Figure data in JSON
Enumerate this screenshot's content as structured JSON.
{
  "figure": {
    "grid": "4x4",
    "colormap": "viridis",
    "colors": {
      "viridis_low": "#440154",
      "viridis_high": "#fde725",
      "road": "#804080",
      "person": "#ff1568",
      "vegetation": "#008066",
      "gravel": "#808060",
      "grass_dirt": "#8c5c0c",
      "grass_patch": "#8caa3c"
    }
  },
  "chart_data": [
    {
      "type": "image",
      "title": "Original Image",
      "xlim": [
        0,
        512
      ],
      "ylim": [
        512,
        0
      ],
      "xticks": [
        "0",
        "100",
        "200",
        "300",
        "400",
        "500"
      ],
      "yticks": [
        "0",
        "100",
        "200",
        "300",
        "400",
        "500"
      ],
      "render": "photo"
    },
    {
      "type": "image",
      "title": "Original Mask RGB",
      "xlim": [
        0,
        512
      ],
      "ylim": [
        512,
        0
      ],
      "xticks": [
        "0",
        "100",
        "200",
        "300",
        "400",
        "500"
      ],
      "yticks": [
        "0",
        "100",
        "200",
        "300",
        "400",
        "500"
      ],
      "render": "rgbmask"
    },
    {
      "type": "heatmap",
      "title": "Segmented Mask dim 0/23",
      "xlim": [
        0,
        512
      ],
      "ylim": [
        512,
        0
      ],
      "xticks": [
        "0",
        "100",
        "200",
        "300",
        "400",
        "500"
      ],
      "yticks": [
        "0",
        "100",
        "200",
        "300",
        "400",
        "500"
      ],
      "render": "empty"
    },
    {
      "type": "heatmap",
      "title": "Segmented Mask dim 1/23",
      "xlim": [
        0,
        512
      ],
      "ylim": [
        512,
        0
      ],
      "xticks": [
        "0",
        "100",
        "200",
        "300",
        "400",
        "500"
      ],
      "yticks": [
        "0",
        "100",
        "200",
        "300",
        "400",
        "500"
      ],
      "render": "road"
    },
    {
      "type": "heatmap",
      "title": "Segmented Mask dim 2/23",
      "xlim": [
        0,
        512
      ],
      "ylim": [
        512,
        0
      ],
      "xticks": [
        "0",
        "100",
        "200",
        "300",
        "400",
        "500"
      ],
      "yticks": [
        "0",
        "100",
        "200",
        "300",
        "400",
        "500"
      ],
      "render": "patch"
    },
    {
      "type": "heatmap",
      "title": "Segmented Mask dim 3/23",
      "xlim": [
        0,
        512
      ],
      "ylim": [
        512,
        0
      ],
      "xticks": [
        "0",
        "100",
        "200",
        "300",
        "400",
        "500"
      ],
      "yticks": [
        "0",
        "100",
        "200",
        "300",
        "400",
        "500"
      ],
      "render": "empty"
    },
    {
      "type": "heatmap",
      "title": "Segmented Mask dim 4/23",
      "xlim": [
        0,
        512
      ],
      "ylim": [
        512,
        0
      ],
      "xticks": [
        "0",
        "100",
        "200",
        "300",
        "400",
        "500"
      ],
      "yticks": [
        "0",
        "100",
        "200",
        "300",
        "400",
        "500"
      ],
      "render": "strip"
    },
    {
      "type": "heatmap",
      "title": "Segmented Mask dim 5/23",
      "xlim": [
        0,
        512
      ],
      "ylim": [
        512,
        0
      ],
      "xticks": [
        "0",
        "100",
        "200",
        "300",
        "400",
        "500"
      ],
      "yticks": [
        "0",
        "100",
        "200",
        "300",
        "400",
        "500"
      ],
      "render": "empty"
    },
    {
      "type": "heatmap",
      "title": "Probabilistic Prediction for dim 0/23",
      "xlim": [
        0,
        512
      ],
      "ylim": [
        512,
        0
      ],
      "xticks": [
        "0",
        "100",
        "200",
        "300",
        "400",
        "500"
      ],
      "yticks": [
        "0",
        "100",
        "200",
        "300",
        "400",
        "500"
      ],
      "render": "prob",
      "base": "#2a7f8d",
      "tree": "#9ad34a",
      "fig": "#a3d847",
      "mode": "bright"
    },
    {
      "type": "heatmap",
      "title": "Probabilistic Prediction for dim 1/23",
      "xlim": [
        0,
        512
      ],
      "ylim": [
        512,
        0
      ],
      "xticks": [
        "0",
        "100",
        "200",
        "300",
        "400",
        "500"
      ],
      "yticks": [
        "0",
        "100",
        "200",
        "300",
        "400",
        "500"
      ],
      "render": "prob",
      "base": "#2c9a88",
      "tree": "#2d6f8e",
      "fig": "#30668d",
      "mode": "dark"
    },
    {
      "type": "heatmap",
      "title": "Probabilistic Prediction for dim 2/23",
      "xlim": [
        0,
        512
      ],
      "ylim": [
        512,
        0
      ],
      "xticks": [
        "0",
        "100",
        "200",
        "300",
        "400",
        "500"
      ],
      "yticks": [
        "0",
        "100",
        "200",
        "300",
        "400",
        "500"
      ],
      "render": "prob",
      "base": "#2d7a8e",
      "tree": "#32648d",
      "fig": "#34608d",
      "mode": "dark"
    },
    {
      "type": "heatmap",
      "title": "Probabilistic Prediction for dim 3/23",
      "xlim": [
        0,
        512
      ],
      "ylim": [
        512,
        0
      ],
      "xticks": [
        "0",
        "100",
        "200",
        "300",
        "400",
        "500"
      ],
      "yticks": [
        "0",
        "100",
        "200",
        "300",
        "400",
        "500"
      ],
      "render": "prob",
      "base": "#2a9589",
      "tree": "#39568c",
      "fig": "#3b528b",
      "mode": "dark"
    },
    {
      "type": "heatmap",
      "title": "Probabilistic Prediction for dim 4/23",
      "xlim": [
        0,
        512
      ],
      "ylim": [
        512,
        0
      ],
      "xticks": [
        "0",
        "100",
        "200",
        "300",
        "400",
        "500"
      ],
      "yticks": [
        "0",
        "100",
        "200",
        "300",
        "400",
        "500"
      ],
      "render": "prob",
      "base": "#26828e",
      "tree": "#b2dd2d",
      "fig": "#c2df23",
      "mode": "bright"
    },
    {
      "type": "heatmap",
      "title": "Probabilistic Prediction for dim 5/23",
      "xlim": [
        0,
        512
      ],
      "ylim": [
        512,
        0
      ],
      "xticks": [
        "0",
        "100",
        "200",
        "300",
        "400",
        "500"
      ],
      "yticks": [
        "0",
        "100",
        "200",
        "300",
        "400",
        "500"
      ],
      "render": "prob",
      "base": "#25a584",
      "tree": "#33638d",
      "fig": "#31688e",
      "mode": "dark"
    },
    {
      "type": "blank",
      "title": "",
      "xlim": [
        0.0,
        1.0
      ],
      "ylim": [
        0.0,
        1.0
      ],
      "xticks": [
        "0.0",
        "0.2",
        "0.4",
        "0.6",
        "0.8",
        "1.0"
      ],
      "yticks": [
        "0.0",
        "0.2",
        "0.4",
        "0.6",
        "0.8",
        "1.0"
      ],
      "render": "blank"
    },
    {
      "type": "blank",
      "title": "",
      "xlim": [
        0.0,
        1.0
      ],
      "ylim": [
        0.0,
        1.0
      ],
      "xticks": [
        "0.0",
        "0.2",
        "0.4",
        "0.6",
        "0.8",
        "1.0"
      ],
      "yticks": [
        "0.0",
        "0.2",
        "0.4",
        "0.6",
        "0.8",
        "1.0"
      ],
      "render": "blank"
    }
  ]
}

— Objective —
Could you reproduce every record above exactly as it appears?

— Solution —
Enumerate this screenshot's content as structured JSON.
{
  "figure": {
    "grid": "4x4",
    "colormap": "viridis",
    "colors": {
      "viridis_low": "#440154",
      "viridis_high": "#fde725",
      "road": "#804080",
      "person": "#ff1568",
      "vegetation": "#008066",
      "gravel": "#808060",
      "grass_dirt": "#8c5c0c",
      "grass_patch": "#8caa3c"
    }
  },
  "chart_data": [
    {
      "type": "image",
      "title": "Original Image",
      "xlim": [
        0,
        512
      ],
      "ylim": [
        512,
        0
      ],
      "xticks": [
        "0",
        "100",
        "200",
        "300",
        "400",
        "500"
      ],
      "yticks": [
        "0",
        "100",
        "200",
        "300",
        "400",
        "500"
      ],
      "render": "photo"
    },
    {
      "type": "image",
      "title": "Original Mask RGB",
      "xlim": [
        0,
        512
      ],
      "ylim": [
        512,
        0
      ],
      "xticks": [
        "0",
        "100",
        "200",
        "300",
        "400",
        "500"
      ],
      "yticks": [
        "0",
        "100",
        "200",
        "300",
        "400",
        "500"
      ],
      "render": "rgbmask"
    },
    {
      "type": "heatmap",
      "title": "Segmented Mask dim 0/23",
      "xlim": [
        0,
        512
      ],
      "ylim": [
        512,
        0
      ],
      "xticks": [
        "0",
        "100",
        "200",
        "300",
        "400",
        "500"
      ],
      "yticks": [
        "0",
        "100",
        "200",
        "300",
        "400",
        "500"
      ],
      "render": "empty"
    },
    {
      "type": "heatmap",
      "title": "Segmented Mask dim 1/23",
      "xlim": [
        0,
        512
      ],
      "ylim": [
        512,
        0
      ],
      "xticks": [
        "0",
        "100",
        "200",
        "300",
        "400",
        "500"
      ],
      "yticks": [
        "0",
        "100",
        "200",
        "300",
        "400",
        "500"
      ],
      "render": "road"
    },
    {
      "type": "heatmap",
      "title": "Segmented Mask dim 2/23",
      "xlim": [
        0,
        512
      ],
      "ylim": [
        512,
        0
      ],
      "xticks": [
        "0",
        "100",
        "200",
        "300",
        "400",
        "500"
      ],
      "yticks": [
        "0",
        "100",
        "200",
        "300",
        "400",
        "500"
      ],
      "render": "patch"
    },
    {
      "type": "heatmap",
      "title": "Segmented Mask dim 3/23",
      "xlim": [
        0,
        512
      ],
      "ylim": [
        512,
        0
      ],
      "xticks": [
        "0",
        "100",
        "200",
        "300",
        "400",
        "500"
      ],
      "yticks": [
        "0",
        "100",
        "200",
        "300",
        "400",
        "500"
      ],
      "render": "empty"
    },
    {
      "type": "heatmap",
      "title": "Segmented Mask dim 4/23",
      "xlim": [
        0,
        512
      ],
      "ylim": [
        512,
        0
      ],
      "xticks": [
        "0",
        "100",
        "200",
        "300",
        "400",
        "500"
      ],
      "yticks": [
        "0",
        "100",
        "200",
        "300",
        "400",
        "500"
      ],
      "render": "strip"
    },
    {
      "type": "heatmap",
      "title": "Segmented Mask dim 5/23",
      "xlim": [
        0,
        512
      ],
      "ylim": [
        512,
        0
      ],
      "xticks": [
        "0",
        "100",
        "200",
        "300",
        "400",
        "500"
      ],
      "yticks": [
        "0",
        "100",
        "200",
        "300",
        "400",
        "500"
      ],
      "render": "empty"
    },
    {
      "type": "heatmap",
      "title": "Probabilistic Prediction for dim 0/23",
      "xlim": [
        0,
        512
      ],
      "ylim": [
        512,
        0
      ],
      "xticks": [
        "0",
        "100",
        "200",
        "300",
        "400",
        "500"
      ],
      "yticks": [
        "0",
        "100",
        "200",
        "300",
        "400",
        "500"
      ],
      "render": "prob",
      "base": "#2a7f8d",
      "tree": "#9ad34a",
      "fig": "#a3d847",
      "mode": "bright"
    },
    {
      "type": "heatmap",
      "title": "Probabilistic Prediction for dim 1/23",
      "xlim": [
        0,
        512
      ],
      "ylim": [
        512,
        0
      ],
      "xticks": [
        "0",
        "100",
        "200",
        "300",
        "400",
        "500"
      ],
      "yticks": [
        "0",
        "100",
        "200",
        "300",
        "400",
        "500"
      ],
      "render": "prob",
      "base": "#2c9a88",
      "tree": "#2d6f8e",
      "fig": "#30668d",
      "mode": "dark"
    },
    {
      "type": "heatmap",
      "title": "Probabilistic Prediction for dim 2/23",
      "xlim": [
        0,
        512
      ],
      "ylim": [
        512,
        0
      ],
      "xticks": [
        "0",
        "100",
        "200",
        "300",
        "400",
        "500"
      ],
      "yticks": [
        "0",
        "100",
        "200",
        "300",
        "400",
        "500"
      ],
      "render": "prob",
      "base": "#2d7a8e",
      "tree": "#32648d",
      "fig": "#34608d",
      "mode": "dark"
    },
    {
      "type": "heatmap",
      "title": "Probabilistic Prediction for dim 3/23",
      "xlim": [
        0,
        512
      ],
      "ylim": [
        512,
        0
      ],
      "xticks": [
        "0",
        "100",
        "200",
        "300",
        "400",
        "500"
      ],
      "yticks": [
        "0",
        "100",
        "200",
        "300",
        "400",
        "500"
      ],
      "render": "prob",
      "base": "#2a9589",
      "tree": "#39568c",
      "fig": "#3b528b",
      "mode": "dark"
    },
    {
      "type": "heatmap",
      "title": "Probabilistic Prediction for dim 4/23",
      "xlim": [
        0,
        512
      ],
      "ylim": [
        512,
        0
      ],
      "xticks": [
        "0",
        "100",
        "200",
        "300",
        "400",
        "500"
      ],
      "yticks": [
        "0",
        "100",
        "200",
        "300",
        "400",
        "500"
      ],
      "render": "prob",
      "base": "#26828e",
      "tree": "#b2dd2d",
      "fig": "#c2df23",
      "mode": "bright"
    },
    {
      "type": "heatmap",
      "title": "Probabilistic Prediction for dim 5/23",
      "xlim": [
        0,
        512
      ],
      "ylim": [
        512,
        0
      ],
      "xticks": [
        "0",
        "100",
        "200",
        "300",
        "400",
        "500"
      ],
      "yticks": [
        "0",
        "100",
        "200",
        "300",
        "400",
        "500"
      ],
      "render": "prob",
      "base": "#25a584",
      "tree": "#33638d",
      "fig": "#31688e",
      "mode": "dark"
    },
    {
      "type": "blank",
      "title": "",
      "xlim": [
        0.0,
        1.0
      ],
      "ylim": [
        0.0,
        1.0
      ],
      "xticks": [
        "0.0",
        "0.2",
        "0.4",
        "0.6",
        "0.8",
        "1.0"
      ],
      "yticks": [
        "0.0",
        "0.2",
        "0.4",
        "0.6",
        "0.8",
        "1.0"
      ],
      "render": "blank"
    },
    {
      "type": "blank",
      "title": "",
      "xlim": [
        0.0,
        1.0
      ],
      "ylim": [
        0.0,
        1.0
      ],
      "xticks": [
        "0.0",
        "0.2",
        "0.4",
        "0.6",
        "0.8",
        "1.0"
      ],
      "yticks": [
        "0.0",
        "0.2",
        "0.4",
        "0.6",
        "0.8",
        "1.0"
      ],
      "render": "blank"
    }
  ]
}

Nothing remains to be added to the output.